Task instructions:
Print the entire listing. Each line must match the original exactly.

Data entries

------

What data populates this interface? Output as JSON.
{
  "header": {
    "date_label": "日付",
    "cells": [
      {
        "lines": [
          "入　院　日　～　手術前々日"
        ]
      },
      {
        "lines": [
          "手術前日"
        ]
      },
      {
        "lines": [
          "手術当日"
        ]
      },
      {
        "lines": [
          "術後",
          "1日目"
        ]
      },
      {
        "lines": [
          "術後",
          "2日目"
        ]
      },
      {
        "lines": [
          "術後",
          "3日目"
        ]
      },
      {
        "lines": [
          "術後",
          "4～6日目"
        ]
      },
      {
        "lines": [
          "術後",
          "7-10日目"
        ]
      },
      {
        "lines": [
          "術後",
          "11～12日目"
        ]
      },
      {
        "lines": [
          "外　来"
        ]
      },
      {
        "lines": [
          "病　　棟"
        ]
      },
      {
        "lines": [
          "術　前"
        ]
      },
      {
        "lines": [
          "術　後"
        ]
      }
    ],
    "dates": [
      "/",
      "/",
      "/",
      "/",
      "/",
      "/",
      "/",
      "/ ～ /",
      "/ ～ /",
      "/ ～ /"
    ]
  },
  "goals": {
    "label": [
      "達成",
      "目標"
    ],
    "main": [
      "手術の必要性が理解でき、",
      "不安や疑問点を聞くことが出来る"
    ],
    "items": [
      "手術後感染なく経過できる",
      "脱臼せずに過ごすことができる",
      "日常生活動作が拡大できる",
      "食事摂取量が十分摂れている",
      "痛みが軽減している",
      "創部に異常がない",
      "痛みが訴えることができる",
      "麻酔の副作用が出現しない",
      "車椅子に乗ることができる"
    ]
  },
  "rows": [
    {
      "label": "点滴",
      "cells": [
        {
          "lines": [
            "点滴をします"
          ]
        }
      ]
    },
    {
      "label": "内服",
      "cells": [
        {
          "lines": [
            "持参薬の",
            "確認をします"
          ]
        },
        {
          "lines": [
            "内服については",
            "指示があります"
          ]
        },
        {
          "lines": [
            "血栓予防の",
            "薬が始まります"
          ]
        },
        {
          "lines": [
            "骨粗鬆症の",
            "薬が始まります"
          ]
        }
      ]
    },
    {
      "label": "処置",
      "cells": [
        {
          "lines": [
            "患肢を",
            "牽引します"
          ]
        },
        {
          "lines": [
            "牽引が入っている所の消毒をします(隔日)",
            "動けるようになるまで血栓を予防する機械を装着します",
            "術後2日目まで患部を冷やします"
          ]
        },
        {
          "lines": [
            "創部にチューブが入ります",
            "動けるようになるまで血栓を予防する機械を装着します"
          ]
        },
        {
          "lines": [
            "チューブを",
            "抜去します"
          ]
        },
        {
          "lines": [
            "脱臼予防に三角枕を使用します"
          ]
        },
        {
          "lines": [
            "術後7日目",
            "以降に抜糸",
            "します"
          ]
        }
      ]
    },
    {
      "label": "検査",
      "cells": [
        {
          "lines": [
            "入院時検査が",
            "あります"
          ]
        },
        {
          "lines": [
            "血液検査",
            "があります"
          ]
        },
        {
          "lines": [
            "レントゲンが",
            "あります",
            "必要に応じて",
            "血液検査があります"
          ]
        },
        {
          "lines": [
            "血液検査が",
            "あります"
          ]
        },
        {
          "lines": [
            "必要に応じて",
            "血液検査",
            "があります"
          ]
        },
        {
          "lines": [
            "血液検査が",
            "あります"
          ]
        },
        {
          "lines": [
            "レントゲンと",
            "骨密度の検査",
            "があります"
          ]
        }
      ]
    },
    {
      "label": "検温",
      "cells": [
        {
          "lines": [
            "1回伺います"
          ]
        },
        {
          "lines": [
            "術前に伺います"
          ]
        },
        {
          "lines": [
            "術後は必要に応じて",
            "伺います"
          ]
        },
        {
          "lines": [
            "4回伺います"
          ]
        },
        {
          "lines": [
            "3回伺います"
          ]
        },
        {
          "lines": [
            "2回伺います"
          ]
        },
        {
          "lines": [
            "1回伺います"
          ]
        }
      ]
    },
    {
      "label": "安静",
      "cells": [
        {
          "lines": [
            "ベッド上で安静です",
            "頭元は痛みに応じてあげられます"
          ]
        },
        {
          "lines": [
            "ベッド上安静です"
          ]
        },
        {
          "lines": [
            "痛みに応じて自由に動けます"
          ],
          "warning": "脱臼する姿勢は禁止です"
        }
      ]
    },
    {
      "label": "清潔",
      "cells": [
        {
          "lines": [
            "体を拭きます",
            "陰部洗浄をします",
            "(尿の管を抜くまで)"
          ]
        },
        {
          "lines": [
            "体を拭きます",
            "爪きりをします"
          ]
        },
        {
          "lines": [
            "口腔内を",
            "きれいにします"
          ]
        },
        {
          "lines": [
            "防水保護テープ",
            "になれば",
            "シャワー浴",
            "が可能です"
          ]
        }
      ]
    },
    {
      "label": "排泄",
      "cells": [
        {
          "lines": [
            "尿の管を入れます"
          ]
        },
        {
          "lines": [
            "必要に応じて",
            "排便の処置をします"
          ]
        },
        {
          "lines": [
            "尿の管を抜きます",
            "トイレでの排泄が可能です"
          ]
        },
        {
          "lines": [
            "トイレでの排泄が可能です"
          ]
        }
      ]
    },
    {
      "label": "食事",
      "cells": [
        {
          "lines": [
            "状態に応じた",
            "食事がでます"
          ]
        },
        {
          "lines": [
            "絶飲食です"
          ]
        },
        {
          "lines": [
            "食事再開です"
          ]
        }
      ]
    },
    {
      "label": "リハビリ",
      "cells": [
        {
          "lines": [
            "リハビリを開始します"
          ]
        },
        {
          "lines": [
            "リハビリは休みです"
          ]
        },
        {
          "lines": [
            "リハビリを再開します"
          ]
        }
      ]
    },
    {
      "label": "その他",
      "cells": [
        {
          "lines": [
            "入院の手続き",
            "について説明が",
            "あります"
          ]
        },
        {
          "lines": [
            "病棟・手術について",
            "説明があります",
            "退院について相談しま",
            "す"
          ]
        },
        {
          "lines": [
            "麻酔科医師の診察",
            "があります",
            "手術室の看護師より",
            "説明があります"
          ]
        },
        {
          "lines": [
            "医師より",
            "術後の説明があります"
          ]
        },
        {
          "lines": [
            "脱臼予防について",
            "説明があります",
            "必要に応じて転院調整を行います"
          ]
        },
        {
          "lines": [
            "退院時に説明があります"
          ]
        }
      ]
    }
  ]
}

------

Completed exercise:
What data populates this interface? Output as JSON.
{
  "header": {
    "date_label": "日付",
    "cells": [
      {
        "lines": [
          "入　院　日　～　手術前々日"
        ]
      },
      {
        "lines": [
          "手術前日"
        ]
      },
      {
        "lines": [
          "手術当日"
        ]
      },
      {
        "lines": [
          "術後",
          "1日目"
        ]
      },
      {
        "lines": [
          "術後",
          "2日目"
        ]
      },
      {
        "lines": [
          "術後",
          "3日目"
        ]
      },
      {
        "lines": [
          "術後",
          "4～6日目"
        ]
      },
      {
        "lines": [
          "術後",
          "7-10日目"
        ]
      },
      {
        "lines": [
          "術後",
          "11～12日目"
        ]
      },
      {
        "lines": [
          "外　来"
        ]
      },
      {
        "lines": [
          "病　　棟"
        ]
      },
      {
        "lines": [
          "術　前"
        ]
      },
      {
        "lines": [
          "術　後"
        ]
      }
    ],
    "dates": [
      "/",
      "/",
      "/",
      "/",
      "/",
      "/",
      "/",
      "/ ～ /",
      "/ ～ /",
      "/ ～ /"
    ]
  },
  "goals": {
    "label": [
      "達成",
      "目標"
    ],
    "main": [
      "手術の必要性が理解でき、",
      "不安や疑問点を聞くことが出来る"
    ],
    "items": [
      "手術後感染なく経過できる",
      "脱臼せずに過ごすことができる",
      "日常生活動作が拡大できる",
      "食事摂取量が十分摂れている",
      "痛みが軽減している",
      "創部に異常がない",
      "痛みが訴えることができる",
      "麻酔の副作用が出現しない",
      "車椅子に乗ることができる"
    ]
  },
  "rows": [
    {
      "label": "点滴",
      "cells": [
        {
          "lines": [
            "点滴をします"
          ]
        }
      ]
    },
    {
      "label": "内服",
      "cells": [
        {
          "lines": [
            "持参薬の",
            "確認をします"
          ]
        },
        {
          "lines": [
            "内服については",
            "指示があります"
          ]
        },
        {
          "lines": [
            "血栓予防の",
            "薬が始まります"
          ]
        },
        {
          "lines": [
            "骨粗鬆症の",
            "薬が始まります"
          ]
        }
      ]
    },
    {
      "label": "処置",
      "cells": [
        {
          "lines": [
            "患肢を",
            "牽引します"
          ]
        },
        {
          "lines": [
            "牽引が入っている所の消毒をします(隔日)",
            "動けるようになるまで血栓を予防する機械を装着します",
            "術後2日目まで患部を冷やします"
          ]
        },
        {
          "lines": [
            "創部にチューブが入ります",
            "動けるようになるまで血栓を予防する機械を装着します"
          ]
        },
        {
          "lines": [
            "チューブを",
            "抜去します"
          ]
        },
        {
          "lines": [
            "脱臼予防に三角枕を使用します"
          ]
        },
        {
          "lines": [
            "術後7日目",
            "以降に抜糸",
            "します"
          ]
        }
      ]
    },
    {
      "label": "検査",
      "cells": [
        {
          "lines": [
            "入院時検査が",
            "あります"
          ]
        },
        {
          "lines": [
            "血液検査",
            "があります"
          ]
        },
        {
          "lines": [
            "レントゲンが",
            "あります",
            "必要に応じて",
            "血液検査があります"
          ]
        },
        {
          "lines": [
            "血液検査が",
            "あります"
          ]
        },
        {
          "lines": [
            "必要に応じて",
            "血液検査",
            "があります"
          ]
        },
        {
          "lines": [
            "血液検査が",
            "あります"
          ]
        },
        {
          "lines": [
            "レントゲンと",
            "骨密度の検査",
            "があります"
          ]
        }
      ]
    },
    {
      "label": "検温",
      "cells": [
        {
          "lines": [
            "1回伺います"
          ]
        },
        {
          "lines": [
            "術前に伺います"
          ]
        },
        {
          "lines": [
            "術後は必要に応じて",
            "伺います"
          ]
        },
        {
          "lines": [
            "4回伺います"
          ]
        },
        {
          "lines": [
            "3回伺います"
          ]
        },
        {
          "lines": [
            "2回伺います"
          ]
        },
        {
          "lines": [
            "1回伺います"
          ]
        }
      ]
    },
    {
      "label": "安静",
      "cells": [
        {
          "lines": [
            "ベッド上で安静です",
            "頭元は痛みに応じてあげられます"
          ]
        },
        {
          "lines": [
            "ベッド上安静です"
          ]
        },
        {
          "lines": [
            "痛みに応じて自由に動けます"
          ],
          "warning": "脱臼する姿勢は禁止です"
        }
      ]
    },
    {
      "label": "清潔",
      "cells": [
        {
          "lines": [
            "体を拭きます",
            "陰部洗浄をします",
            "(尿の管を抜くまで)"
          ]
        },
        {
          "lines": [
            "体を拭きます",
            "爪きりをします"
          ]
        },
        {
          "lines": [
            "口腔内を",
            "きれいにします"
          ]
        },
        {
          "lines": [
            "防水保護テープ",
            "になれば",
            "シャワー浴",
            "が可能です"
          ]
        }
      ]
    },
    {
      "label": "排泄",
      "cells": [
        {
          "lines": [
            "尿の管を入れます"
          ]
        },
        {
          "lines": [
            "必要に応じて",
            "排便の処置をします"
          ]
        },
        {
          "lines": [
            "尿の管を抜きます",
            "トイレでの排泄が可能です"
          ]
        },
        {
          "lines": [
            "トイレでの排泄が可能です"
          ]
        }
      ]
    },
    {
      "label": "食事",
      "cells": [
        {
          "lines": [
            "状態に応じた",
            "食事がでます"
          ]
        },
        {
          "lines": [
            "絶飲食です"
          ]
        },
        {
          "lines": [
            "食事再開です"
          ]
        }
      ]
    },
    {
      "label": "リハビリ",
      "cells": [
        {
          "lines": [
            "リハビリを開始します"
          ]
        },
        {
          "lines": [
            "リハビリは休みです"
          ]
        },
        {
          "lines": [
            "リハビリを再開します"
          ]
        }
      ]
    },
    {
      "label": "その他",
      "cells": [
        {
          "lines": [
            "入院の手続き",
            "について説明が",
            "あります"
          ]
        },
        {
          "lines": [
            "病棟・手術について",
            "説明があります",
            "退院について相談しま",
            "す"
          ]
        },
        {
          "lines": [
            "麻酔科医師の診察",
            "があります",
            "手術室の看護師より",
            "説明があります"
          ]
        },
        {
          "lines": [
            "医師より",
            "術後の説明があります"
          ]
        },
        {
          "lines": [
            "脱臼予防について",
            "説明があります",
            "必要に応じて転院調整を行います"
          ]
        },
        {
          "lines": [
            "退院時に説明があります"
          ]
        }
      ]
    }
  ]
}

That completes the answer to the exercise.